The JavaScript platform
Monday, January 18, 2016 by Dave Winer

This first appeared as a comment to the Sad State of Web Development on Medium. I edited it after re-posting here. 

Thanks for posting this. I was disappointed to see it disappear, but I can only imagine the kinds of abuse you had to put up with.

Collectively, we spend a huge amount of time working with frameworks, or trying to understand code written using a framework we’ve never used. Your post helped me put together how other people, not just me, are grappling with this.

But you only see this if you want to build more reliable and functional tools for users. If you look at an app and see a only a bunch of code, then the only kind of improvement you can see is to the code itself.

My software projects take years to complete. If the foundation changes radically while I’m working, I don’t even notice. I stay focused on the problem I’m working on, with the constraints I’ve accepted.

But at the other end of the pipe I have to deal with the possibility that the platform I’m using is no longer supported. I feel pretty comfortable about that with JavaScript on both sides.

In my JavaScript work, the only frameworks I use are jQuery and Bootstrap. I don’t update them. I leave them right where they are. I think of them as peripheral, I’m still basing my work on the machine presented to me by the browser and by Node. I also use Font-Awesome. Very useful.
* * *
What is required »
In the post on the JavaScript platform, which two frameworks does the author say are the only ones used in his JavaScript work? The data that follows is not needed for this.

Extracted material »
* * *
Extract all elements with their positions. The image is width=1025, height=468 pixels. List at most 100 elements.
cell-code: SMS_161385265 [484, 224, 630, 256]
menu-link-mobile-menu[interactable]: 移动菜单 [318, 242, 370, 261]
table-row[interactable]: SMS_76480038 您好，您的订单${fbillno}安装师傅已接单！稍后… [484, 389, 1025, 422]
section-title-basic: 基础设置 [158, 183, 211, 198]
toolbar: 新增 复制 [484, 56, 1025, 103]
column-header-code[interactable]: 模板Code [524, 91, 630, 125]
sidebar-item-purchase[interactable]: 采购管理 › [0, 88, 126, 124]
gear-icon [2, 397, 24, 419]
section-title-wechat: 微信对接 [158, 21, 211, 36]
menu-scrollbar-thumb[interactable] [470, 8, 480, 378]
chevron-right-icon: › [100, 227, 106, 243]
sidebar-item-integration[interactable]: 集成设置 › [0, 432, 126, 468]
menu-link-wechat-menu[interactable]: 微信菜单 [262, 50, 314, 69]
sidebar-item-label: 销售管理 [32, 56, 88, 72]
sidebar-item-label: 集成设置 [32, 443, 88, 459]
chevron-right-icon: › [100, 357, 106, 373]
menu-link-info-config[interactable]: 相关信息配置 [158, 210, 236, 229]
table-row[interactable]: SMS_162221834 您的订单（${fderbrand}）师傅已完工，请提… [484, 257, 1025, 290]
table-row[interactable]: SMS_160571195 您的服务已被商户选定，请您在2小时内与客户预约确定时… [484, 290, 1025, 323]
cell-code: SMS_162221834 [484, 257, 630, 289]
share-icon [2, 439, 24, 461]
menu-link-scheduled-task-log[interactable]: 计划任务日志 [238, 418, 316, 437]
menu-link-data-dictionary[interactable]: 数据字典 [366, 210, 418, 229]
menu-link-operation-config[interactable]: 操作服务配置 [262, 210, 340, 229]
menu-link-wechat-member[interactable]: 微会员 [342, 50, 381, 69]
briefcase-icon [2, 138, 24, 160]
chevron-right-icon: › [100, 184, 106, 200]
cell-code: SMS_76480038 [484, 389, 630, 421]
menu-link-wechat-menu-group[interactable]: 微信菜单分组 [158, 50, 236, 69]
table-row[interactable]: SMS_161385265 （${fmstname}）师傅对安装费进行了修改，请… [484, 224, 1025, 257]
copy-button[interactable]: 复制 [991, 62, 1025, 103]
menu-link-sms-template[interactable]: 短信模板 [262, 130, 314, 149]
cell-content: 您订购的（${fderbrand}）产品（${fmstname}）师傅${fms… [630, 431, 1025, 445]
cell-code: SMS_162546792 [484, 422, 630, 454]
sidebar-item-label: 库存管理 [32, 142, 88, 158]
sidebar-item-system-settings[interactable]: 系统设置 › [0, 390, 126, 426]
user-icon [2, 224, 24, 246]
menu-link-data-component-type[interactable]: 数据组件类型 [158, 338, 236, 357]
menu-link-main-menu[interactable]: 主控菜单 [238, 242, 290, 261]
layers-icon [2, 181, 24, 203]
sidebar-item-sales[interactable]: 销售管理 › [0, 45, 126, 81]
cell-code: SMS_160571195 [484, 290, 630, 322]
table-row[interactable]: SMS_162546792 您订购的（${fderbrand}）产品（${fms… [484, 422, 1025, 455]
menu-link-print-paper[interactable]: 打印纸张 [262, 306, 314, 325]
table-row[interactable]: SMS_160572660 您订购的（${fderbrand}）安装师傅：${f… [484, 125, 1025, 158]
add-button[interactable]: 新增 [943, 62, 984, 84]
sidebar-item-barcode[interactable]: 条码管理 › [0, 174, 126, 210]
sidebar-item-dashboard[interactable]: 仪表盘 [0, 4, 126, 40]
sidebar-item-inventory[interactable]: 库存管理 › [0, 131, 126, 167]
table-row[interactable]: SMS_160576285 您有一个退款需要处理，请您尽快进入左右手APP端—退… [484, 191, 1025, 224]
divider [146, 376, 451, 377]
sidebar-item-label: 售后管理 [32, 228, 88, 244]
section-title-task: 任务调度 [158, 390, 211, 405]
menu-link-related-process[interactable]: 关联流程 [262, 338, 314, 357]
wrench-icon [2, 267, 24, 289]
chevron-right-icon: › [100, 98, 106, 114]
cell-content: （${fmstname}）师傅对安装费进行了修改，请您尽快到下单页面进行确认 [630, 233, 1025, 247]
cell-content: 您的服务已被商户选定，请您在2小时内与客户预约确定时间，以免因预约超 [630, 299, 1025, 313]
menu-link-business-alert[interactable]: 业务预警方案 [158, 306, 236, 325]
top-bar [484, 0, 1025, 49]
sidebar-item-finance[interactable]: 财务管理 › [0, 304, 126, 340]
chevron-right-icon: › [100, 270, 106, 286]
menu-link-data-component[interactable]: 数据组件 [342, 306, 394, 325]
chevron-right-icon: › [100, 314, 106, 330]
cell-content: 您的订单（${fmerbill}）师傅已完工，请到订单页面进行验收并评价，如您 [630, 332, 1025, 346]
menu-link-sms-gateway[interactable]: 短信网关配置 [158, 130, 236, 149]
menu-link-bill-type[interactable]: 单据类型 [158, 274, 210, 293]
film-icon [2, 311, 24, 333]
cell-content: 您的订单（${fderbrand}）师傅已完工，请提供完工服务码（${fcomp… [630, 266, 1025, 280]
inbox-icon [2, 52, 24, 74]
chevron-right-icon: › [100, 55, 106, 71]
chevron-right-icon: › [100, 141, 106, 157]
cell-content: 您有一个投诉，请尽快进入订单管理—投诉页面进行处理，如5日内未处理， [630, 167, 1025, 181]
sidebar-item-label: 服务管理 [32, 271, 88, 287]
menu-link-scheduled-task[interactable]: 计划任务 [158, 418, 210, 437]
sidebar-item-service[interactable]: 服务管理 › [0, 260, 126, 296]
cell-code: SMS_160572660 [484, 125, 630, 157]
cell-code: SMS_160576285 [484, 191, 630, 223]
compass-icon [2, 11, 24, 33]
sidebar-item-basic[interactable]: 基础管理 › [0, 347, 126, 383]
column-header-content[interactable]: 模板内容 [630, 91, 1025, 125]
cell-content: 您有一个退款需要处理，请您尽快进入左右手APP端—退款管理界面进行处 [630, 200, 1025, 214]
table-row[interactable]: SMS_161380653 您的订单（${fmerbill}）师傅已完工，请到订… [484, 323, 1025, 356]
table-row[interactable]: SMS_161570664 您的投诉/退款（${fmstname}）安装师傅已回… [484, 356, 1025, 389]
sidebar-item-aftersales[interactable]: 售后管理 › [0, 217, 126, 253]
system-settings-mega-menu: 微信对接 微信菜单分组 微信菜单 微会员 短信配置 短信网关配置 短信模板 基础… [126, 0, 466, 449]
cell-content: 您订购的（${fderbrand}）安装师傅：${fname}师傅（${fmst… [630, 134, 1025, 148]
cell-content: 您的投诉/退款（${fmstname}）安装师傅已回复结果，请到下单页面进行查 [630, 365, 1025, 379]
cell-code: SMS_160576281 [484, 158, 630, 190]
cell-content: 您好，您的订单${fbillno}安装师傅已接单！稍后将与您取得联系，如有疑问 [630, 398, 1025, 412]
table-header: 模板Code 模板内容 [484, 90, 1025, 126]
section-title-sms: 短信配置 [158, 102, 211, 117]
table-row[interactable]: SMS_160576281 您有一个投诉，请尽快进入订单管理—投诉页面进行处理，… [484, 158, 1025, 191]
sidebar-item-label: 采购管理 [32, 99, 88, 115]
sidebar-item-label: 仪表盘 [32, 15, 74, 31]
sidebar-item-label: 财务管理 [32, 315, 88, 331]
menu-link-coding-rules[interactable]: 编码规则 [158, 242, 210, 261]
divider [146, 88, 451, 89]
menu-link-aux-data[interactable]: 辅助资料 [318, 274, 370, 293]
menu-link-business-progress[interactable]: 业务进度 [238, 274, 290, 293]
* * *
Finished exercise »
jQuery and Bootstrap.